[Collected data entries]
★ ★ ★ ★

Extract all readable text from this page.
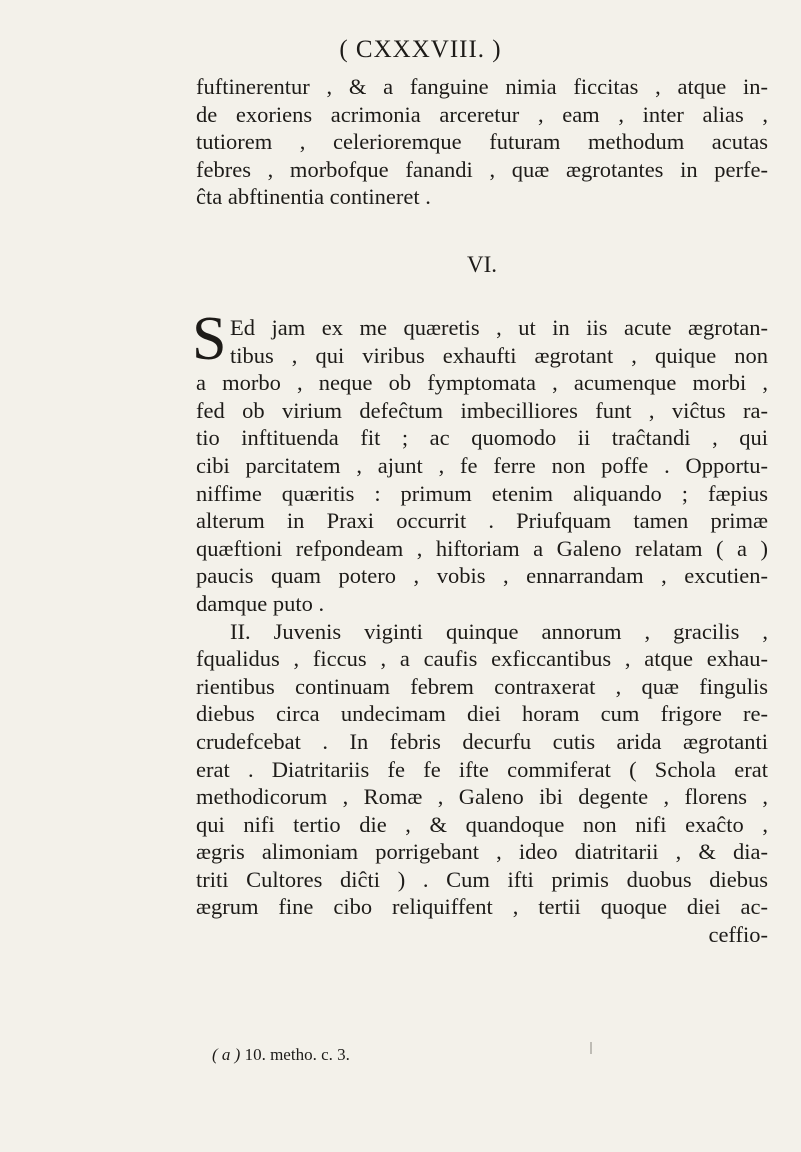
( CXXXVIII. )
fuftinerentur , & a fanguine nimia ficcitas , atque in-
de exoriens acrimonia arceretur , eam , inter alias ,
tutiorem , celerioremque futuram methodum acutas
febres , morbofque fanandi , quæ ægrotantes in perfe-
ĉta abftinentia contineret .
VI.
S Ed jam ex me quæretis , ut in iis acute ægrotan-
tibus , qui viribus exhaufti ægrotant , quique non
a morbo , neque ob fymptomata , acumenque morbi ,
fed ob virium defeĉtum imbecilliores funt , viĉtus ra-
tio inftituenda fit ; ac quomodo ii traĉtandi , qui
cibi parcitatem , ajunt , fe ferre non poffe . Opportu-
niffime quæritis : primum etenim aliquando ; fæpius
alterum in Praxi occurrit . Priufquam tamen primæ
quæftioni refpondeam , hiftoriam a Galeno relatam ( a )
paucis quam potero , vobis , ennarrandam , excutien-
damque puto .
II. Juvenis viginti quinque annorum , gracilis ,
fqualidus , ficcus , a caufis exficcantibus , atque exhau-
rientibus continuam febrem contraxerat , quæ fingulis
diebus circa undecimam diei horam cum frigore re-
crudefcebat . In febris decurfu cutis arida ægrotanti
erat . Diatritariis fe fe ifte commiferat ( Schola erat
methodicorum , Romæ , Galeno ibi degente , florens ,
qui nifi tertio die , & quandoque non nifi exaĉto ,
ægris alimoniam porrigebant , ideo diatritarii , & dia-
triti Cultores diĉti ) . Cum ifti primis duobus diebus
ægrum fine cibo reliquiffent , tertii quoque diei ac-
ceffio-
( a ) 10. metho. c. 3.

★ ★ ★ ★

Short task
Collect from the data above every line that includes "diebus".

Solution to the exercise
diebus circa undecimam diei horam cum frigore re-
triti Cultores diĉti ) . Cum ifti primis duobus diebus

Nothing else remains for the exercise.